- **Extracted data**:
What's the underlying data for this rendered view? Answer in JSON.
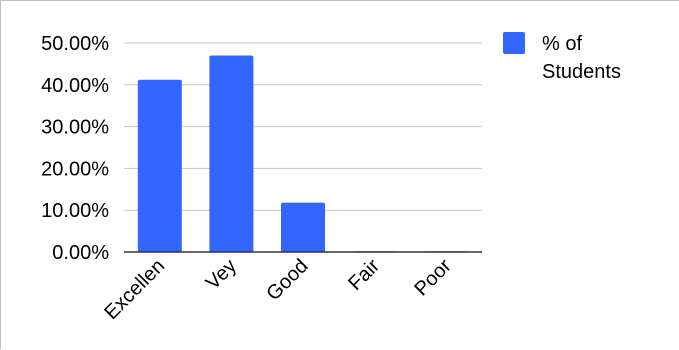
{
  "chart_data": {
    "type": "bar",
    "categories": [
      "Excellen",
      "Vey",
      "Good",
      "Fair",
      "Poor"
    ],
    "series": [
      {
        "name": "% of Students",
        "values": [
          41.2,
          47.0,
          11.8,
          0.0,
          0.0
        ]
      }
    ],
    "title": "",
    "xlabel": "",
    "ylabel": "",
    "ylim": [
      0,
      50
    ],
    "yticks": [
      "0.00%",
      "10.00%",
      "20.00%",
      "30.00%",
      "40.00%",
      "50.00%"
    ],
    "grid": true,
    "legend": {
      "position": "right",
      "lines": [
        "% of",
        "Students"
      ]
    },
    "colors": {
      "bar": "#3366ff",
      "grid": "#c8c8c8",
      "axis": "#333333"
    }
  }
}
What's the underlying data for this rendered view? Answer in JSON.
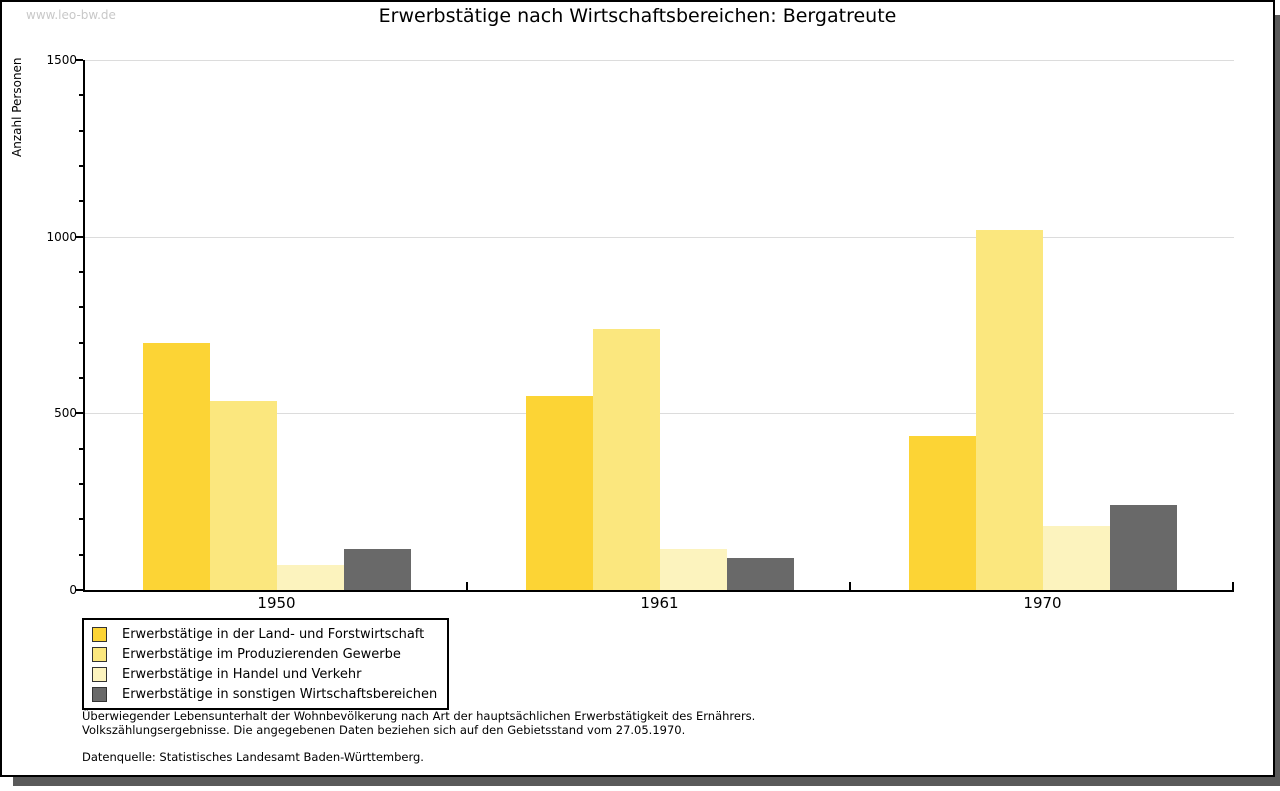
{
  "watermark": "www.leo-bw.de",
  "title": "Erwerbstätige nach Wirtschaftsbereichen: Bergatreute",
  "chart_data": {
    "type": "bar",
    "title": "Erwerbstätige nach Wirtschaftsbereichen: Bergatreute",
    "xlabel": "",
    "ylabel": "Anzahl Personen",
    "ylim": [
      0,
      1500
    ],
    "ytick_major": 500,
    "ytick_minor": 100,
    "ytick_labels": [
      "0",
      "500",
      "1000",
      "1500"
    ],
    "grid": true,
    "legend_position": "bottom-left",
    "categories": [
      "1950",
      "1961",
      "1970"
    ],
    "series": [
      {
        "name": "Erwerbstätige in der Land- und Forstwirtschaft",
        "color": "#FCD435",
        "values": [
          700,
          550,
          435
        ]
      },
      {
        "name": "Erwerbstätige im Produzierenden Gewerbe",
        "color": "#FBE77E",
        "values": [
          535,
          740,
          1020
        ]
      },
      {
        "name": "Erwerbstätige in Handel und Verkehr",
        "color": "#FCF3BE",
        "values": [
          70,
          115,
          180
        ]
      },
      {
        "name": "Erwerbstätige in sonstigen Wirtschaftsbereichen",
        "color": "#696969",
        "values": [
          115,
          90,
          240
        ]
      }
    ]
  },
  "footnote": {
    "line1": "Überwiegender Lebensunterhalt der Wohnbevölkerung nach Art der hauptsächlichen Erwerbstätigkeit des Ernährers.",
    "line2": "Volkszählungsergebnisse. Die angegebenen Daten beziehen sich auf den Gebietsstand vom 27.05.1970.",
    "source": "Datenquelle: Statistisches Landesamt Baden-Württemberg."
  }
}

- **Request**: Your task is to return the entries above exactly, with no pictures.

- **Solved exercise**:
What's the underlying data for this rendered view? Answer in JSON.
{
  "chart_data": {
    "type": "bar",
    "categories": [
      "Excellen",
      "Vey",
      "Good",
      "Fair",
      "Poor"
    ],
    "series": [
      {
        "name": "% of Students",
        "values": [
          41.2,
          47.0,
          11.8,
          0.0,
          0.0
        ]
      }
    ],
    "title": "",
    "xlabel": "",
    "ylabel": "",
    "ylim": [
      0,
      50
    ],
    "yticks": [
      "0.00%",
      "10.00%",
      "20.00%",
      "30.00%",
      "40.00%",
      "50.00%"
    ],
    "grid": true,
    "legend": {
      "position": "right",
      "lines": [
        "% of",
        "Students"
      ]
    },
    "colors": {
      "bar": "#3366ff",
      "grid": "#c8c8c8",
      "axis": "#333333"
    }
  }
}
What's the underlying data for this rendered view? Answer in JSON.
{
  "watermark": "www.leo-bw.de",
  "title": "Erwerbstätige nach Wirtschaftsbereichen: Bergatreute",
  "chart_data": {
    "type": "bar",
    "title": "Erwerbstätige nach Wirtschaftsbereichen: Bergatreute",
    "xlabel": "",
    "ylabel": "Anzahl Personen",
    "ylim": [
      0,
      1500
    ],
    "ytick_major": 500,
    "ytick_minor": 100,
    "ytick_labels": [
      "0",
      "500",
      "1000",
      "1500"
    ],
    "grid": true,
    "legend_position": "bottom-left",
    "categories": [
      "1950",
      "1961",
      "1970"
    ],
    "series": [
      {
        "name": "Erwerbstätige in der Land- und Forstwirtschaft",
        "color": "#FCD435",
        "values": [
          700,
          550,
          435
        ]
      },
      {
        "name": "Erwerbstätige im Produzierenden Gewerbe",
        "color": "#FBE77E",
        "values": [
          535,
          740,
          1020
        ]
      },
      {
        "name": "Erwerbstätige in Handel und Verkehr",
        "color": "#FCF3BE",
        "values": [
          70,
          115,
          180
        ]
      },
      {
        "name": "Erwerbstätige in sonstigen Wirtschaftsbereichen",
        "color": "#696969",
        "values": [
          115,
          90,
          240
        ]
      }
    ]
  },
  "footnote": {
    "line1": "Überwiegender Lebensunterhalt der Wohnbevölkerung nach Art der hauptsächlichen Erwerbstätigkeit des Ernährers.",
    "line2": "Volkszählungsergebnisse. Die angegebenen Daten beziehen sich auf den Gebietsstand vom 27.05.1970.",
    "source": "Datenquelle: Statistisches Landesamt Baden-Württemberg."
  }
}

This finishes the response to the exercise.